▶ _Set problem_:
Collect every line in the records below that contains the word "this".

(Saved entries)
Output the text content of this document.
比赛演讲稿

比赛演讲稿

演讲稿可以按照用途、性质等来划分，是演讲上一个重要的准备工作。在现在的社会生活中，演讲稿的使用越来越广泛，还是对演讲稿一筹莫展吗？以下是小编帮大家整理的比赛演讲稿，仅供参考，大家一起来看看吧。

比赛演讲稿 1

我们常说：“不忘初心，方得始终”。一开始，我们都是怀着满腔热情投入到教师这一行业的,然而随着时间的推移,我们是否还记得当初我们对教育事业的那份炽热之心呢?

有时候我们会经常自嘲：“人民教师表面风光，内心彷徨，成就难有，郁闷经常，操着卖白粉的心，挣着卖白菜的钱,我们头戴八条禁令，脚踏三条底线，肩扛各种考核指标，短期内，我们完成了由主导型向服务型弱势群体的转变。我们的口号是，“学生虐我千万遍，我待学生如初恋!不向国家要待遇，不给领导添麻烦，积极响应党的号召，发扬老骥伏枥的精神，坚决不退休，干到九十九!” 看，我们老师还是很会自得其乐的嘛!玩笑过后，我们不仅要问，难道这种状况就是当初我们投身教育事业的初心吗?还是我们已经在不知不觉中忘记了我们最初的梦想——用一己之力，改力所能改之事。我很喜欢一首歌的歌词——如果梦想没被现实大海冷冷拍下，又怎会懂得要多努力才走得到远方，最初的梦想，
* * *
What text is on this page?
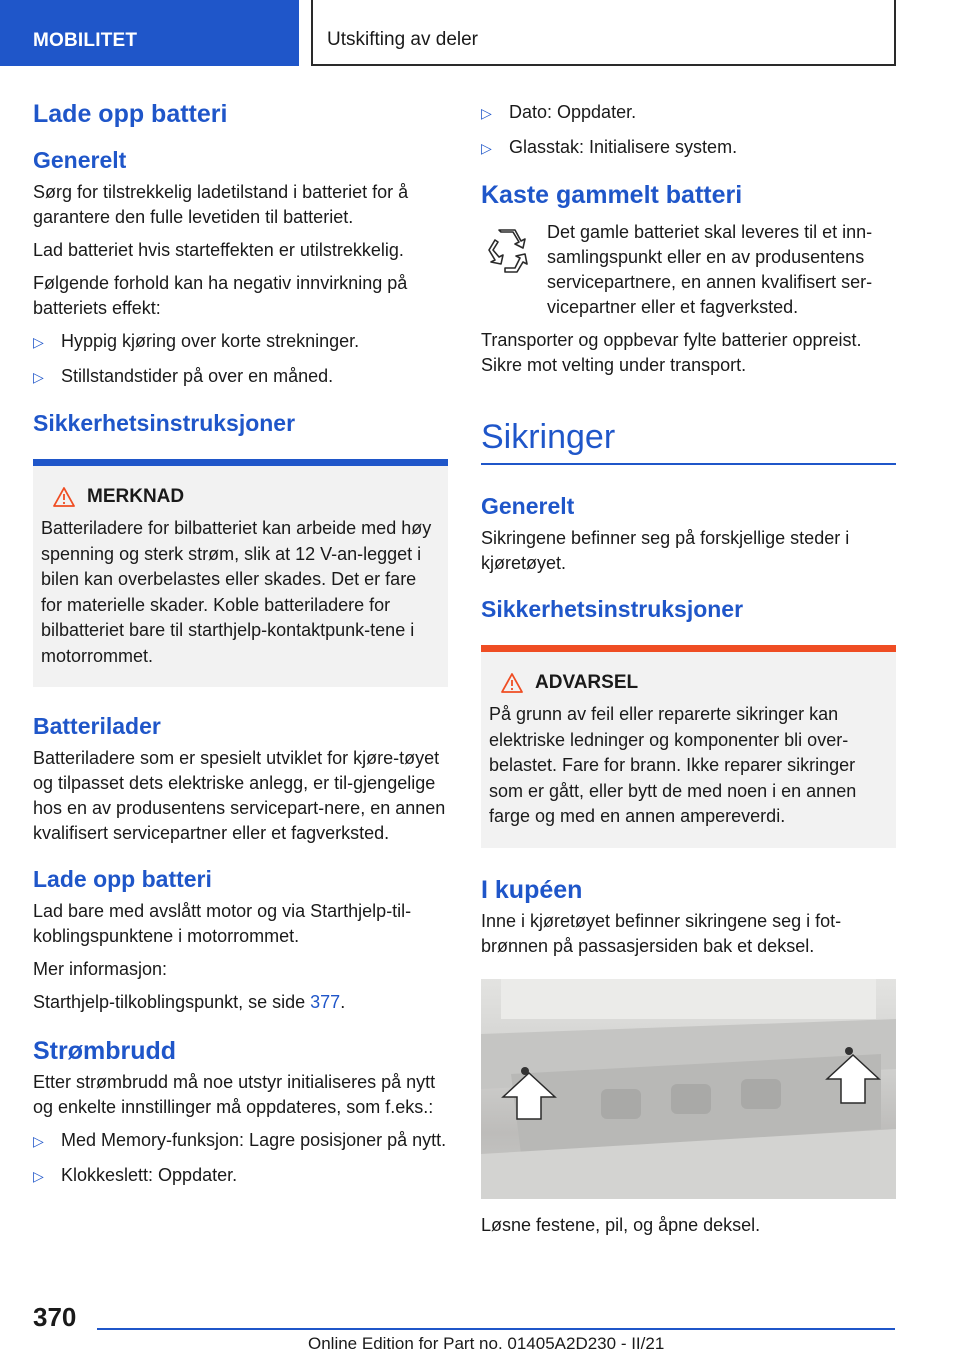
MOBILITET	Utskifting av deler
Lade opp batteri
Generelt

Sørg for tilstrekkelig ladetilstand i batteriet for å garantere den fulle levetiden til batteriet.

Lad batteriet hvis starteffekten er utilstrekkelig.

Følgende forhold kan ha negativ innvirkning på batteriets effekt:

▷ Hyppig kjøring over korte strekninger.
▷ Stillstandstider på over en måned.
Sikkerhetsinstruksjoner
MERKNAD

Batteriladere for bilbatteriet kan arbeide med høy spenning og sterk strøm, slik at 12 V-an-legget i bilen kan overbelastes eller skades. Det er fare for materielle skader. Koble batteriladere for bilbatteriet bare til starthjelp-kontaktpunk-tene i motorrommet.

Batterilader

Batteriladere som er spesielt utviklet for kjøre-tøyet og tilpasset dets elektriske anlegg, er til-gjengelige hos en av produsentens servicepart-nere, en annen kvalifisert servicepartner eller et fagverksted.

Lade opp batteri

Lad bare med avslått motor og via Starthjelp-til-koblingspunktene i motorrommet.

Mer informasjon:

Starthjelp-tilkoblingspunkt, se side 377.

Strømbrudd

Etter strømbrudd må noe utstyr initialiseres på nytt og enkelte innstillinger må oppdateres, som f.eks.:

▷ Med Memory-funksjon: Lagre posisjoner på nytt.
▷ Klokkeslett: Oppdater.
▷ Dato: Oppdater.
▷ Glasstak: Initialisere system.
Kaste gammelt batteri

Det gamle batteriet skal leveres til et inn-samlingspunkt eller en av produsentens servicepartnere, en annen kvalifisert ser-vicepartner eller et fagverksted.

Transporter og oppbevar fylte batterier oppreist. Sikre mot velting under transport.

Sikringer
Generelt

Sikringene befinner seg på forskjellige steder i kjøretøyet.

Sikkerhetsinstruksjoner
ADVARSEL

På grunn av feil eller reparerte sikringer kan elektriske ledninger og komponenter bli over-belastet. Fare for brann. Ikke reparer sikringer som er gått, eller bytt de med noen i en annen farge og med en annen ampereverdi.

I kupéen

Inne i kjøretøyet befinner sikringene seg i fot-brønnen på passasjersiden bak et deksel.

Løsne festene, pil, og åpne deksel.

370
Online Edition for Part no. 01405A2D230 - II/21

▶ _Reply to the exercise_:
Output the text content of this document.
What text is on this page?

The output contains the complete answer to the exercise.